-- Start Information provided --

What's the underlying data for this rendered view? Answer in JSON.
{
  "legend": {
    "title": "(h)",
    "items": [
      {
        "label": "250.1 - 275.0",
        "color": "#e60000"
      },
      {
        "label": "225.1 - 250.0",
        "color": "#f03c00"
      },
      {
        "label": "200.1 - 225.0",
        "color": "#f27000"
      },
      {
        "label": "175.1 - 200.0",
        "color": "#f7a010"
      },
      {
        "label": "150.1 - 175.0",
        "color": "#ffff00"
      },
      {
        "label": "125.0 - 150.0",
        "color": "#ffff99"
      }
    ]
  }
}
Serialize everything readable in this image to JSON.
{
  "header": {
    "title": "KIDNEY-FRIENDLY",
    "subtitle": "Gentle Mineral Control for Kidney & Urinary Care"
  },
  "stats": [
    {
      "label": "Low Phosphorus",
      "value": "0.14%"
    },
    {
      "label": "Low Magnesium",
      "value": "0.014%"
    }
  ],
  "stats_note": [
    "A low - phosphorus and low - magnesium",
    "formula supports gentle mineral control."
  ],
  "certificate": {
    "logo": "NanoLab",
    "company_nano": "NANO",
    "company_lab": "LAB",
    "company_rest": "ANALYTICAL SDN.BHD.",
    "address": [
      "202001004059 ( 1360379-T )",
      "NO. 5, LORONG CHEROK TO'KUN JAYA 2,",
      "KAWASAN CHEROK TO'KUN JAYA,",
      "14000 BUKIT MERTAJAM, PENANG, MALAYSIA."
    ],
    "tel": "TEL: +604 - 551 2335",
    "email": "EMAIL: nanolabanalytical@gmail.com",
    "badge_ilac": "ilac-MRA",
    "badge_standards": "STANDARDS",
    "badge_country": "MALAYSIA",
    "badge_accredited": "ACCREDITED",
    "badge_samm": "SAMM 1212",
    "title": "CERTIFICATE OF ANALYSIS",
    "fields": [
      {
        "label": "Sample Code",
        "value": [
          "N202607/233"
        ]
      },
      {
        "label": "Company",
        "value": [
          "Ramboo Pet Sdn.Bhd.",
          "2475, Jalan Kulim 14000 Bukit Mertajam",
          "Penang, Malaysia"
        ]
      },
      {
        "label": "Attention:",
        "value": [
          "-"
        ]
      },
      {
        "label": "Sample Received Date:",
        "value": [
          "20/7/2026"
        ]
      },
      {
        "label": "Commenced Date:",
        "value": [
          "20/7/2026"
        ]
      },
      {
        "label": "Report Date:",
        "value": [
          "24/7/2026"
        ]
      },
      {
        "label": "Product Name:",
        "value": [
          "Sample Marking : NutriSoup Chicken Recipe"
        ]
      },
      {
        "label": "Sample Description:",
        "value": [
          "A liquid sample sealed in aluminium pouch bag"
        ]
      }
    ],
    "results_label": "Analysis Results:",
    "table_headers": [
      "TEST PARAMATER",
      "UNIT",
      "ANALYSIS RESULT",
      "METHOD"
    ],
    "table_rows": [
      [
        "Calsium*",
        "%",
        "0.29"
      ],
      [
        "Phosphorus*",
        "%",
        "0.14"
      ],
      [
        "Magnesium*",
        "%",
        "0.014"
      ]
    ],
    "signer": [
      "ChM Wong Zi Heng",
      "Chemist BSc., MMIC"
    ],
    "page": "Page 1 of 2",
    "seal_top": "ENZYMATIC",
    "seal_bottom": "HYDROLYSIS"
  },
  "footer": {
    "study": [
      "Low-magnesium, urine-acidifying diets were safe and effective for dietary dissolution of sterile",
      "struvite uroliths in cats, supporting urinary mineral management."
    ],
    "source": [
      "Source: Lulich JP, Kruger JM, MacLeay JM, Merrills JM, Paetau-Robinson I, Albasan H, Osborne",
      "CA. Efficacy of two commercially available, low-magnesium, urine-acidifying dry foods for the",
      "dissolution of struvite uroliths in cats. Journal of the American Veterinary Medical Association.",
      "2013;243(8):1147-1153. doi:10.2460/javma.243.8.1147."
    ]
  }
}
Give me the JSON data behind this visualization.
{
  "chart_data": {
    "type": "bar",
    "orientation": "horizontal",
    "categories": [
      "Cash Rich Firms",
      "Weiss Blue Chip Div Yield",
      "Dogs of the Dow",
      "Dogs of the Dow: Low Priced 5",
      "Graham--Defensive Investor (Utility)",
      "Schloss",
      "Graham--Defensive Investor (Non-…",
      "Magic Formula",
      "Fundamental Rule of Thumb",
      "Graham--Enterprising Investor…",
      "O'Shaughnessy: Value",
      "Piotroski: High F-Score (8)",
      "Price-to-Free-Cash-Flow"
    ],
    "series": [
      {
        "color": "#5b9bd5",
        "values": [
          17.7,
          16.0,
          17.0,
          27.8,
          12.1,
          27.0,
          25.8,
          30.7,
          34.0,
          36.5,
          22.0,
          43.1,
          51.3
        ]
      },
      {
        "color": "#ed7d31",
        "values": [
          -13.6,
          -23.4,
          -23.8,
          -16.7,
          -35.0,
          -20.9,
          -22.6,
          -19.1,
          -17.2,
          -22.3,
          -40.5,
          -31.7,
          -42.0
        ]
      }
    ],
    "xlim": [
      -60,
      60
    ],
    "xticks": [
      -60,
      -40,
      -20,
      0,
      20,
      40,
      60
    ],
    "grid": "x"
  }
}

-- End Information provided --

**Exercise requirements:**
Write out exactly the lines starting with the one that holds "Give me the" and running through the last line above.

**Output:**
Give me the JSON data behind this visualization.
{
  "chart_data": {
    "type": "bar",
    "orientation": "horizontal",
    "categories": [
      "Cash Rich Firms",
      "Weiss Blue Chip Div Yield",
      "Dogs of the Dow",
      "Dogs of the Dow: Low Priced 5",
      "Graham--Defensive Investor (Utility)",
      "Schloss",
      "Graham--Defensive Investor (Non-…",
      "Magic Formula",
      "Fundamental Rule of Thumb",
      "Graham--Enterprising Investor…",
      "O'Shaughnessy: Value",
      "Piotroski: High F-Score (8)",
      "Price-to-Free-Cash-Flow"
    ],
    "series": [
      {
        "color": "#5b9bd5",
        "values": [
          17.7,
          16.0,
          17.0,
          27.8,
          12.1,
          27.0,
          25.8,
          30.7,
          34.0,
          36.5,
          22.0,
          43.1,
          51.3
        ]
      },
      {
        "color": "#ed7d31",
        "values": [
          -13.6,
          -23.4,
          -23.8,
          -16.7,
          -35.0,
          -20.9,
          -22.6,
          -19.1,
          -17.2,
          -22.3,
          -40.5,
          -31.7,
          -42.0
        ]
      }
    ],
    "xlim": [
      -60,
      60
    ],
    "xticks": [
      -60,
      -40,
      -20,
      0,
      20,
      40,
      60
    ],
    "grid": "x"
  }
}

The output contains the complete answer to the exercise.